→ Given task: Extract every line that includes the string "icon".

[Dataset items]
* * *

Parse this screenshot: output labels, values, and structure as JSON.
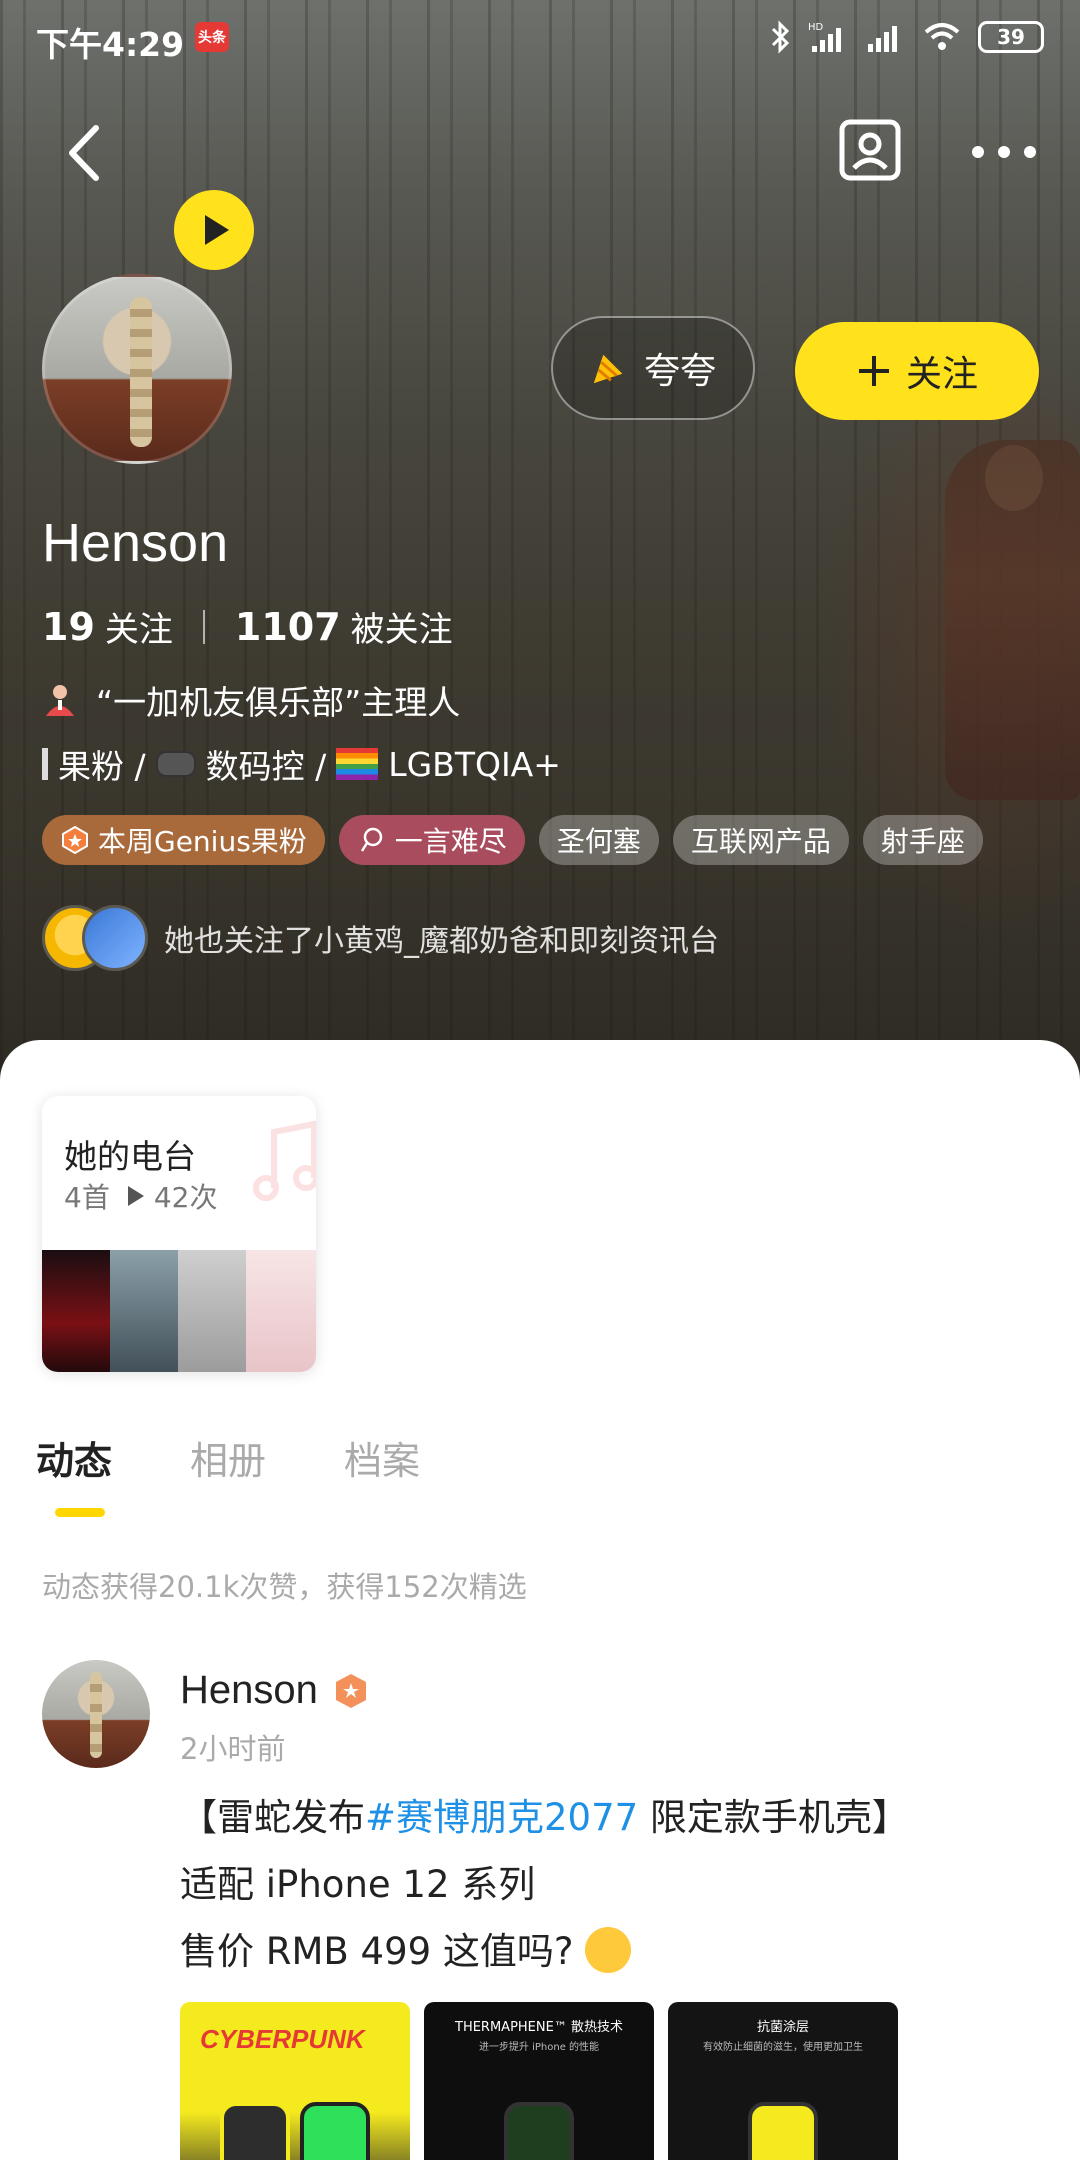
{
  "status_bar": {
    "time": "下午4:29",
    "app_badge": "头条",
    "battery": "39"
  },
  "header": {
    "back_icon": "back-arrow-icon",
    "card_icon": "profile-card-icon",
    "more_icon": "more-dots-icon"
  },
  "profile": {
    "name": "Henson",
    "following_count": "19",
    "following_label": "关注",
    "followers_count": "1107",
    "followers_label": "被关注",
    "role": "“一加机友俱乐部”主理人",
    "tag_line": {
      "t1": "果粉 / ",
      "t2": "数码控 / ",
      "t3": "LGBTQIA+"
    },
    "chips": [
      "本周Genius果粉",
      "一言难尽",
      "圣何塞",
      "互联网产品",
      "射手座"
    ],
    "mutual_text": "她也关注了小黄鸡_魔都奶爸和即刻资讯台"
  },
  "actions": {
    "praise_label": "夸夸",
    "follow_label": "关注"
  },
  "radio": {
    "title": "她的电台",
    "tracks": "4首",
    "plays": "42次"
  },
  "tabs": [
    "动态",
    "相册",
    "档案"
  ],
  "summary": "动态获得20.1k次赞，获得152次精选",
  "post": {
    "author": "Henson",
    "time": "2小时前",
    "line1_a": "【雷蛇发布",
    "line1_tag": "#赛博朋克2077",
    "line1_b": " 限定款手机壳】",
    "line2": "适配 iPhone 12 系列",
    "line3": "售价 RMB 499 这值吗?",
    "thumb1_text": "CYBERPUNK",
    "thumb2_title": "THERMAPHENE™ 散热技术",
    "thumb2_sub": "进一步提升 iPhone 的性能",
    "thumb3_title": "抗菌涂层",
    "thumb3_sub": "有效防止细菌的滋生，使用更加卫生"
  },
  "colors": {
    "accent": "#ffe21b",
    "hashtag": "#1e90e5",
    "genius_chip": "#a86a3a",
    "quote_chip": "#a94d5e"
  }
}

* * *

→ Answer for the task:
    "back_icon": "back-arrow-icon",
    "card_icon": "profile-card-icon",
    "more_icon": "more-dots-icon"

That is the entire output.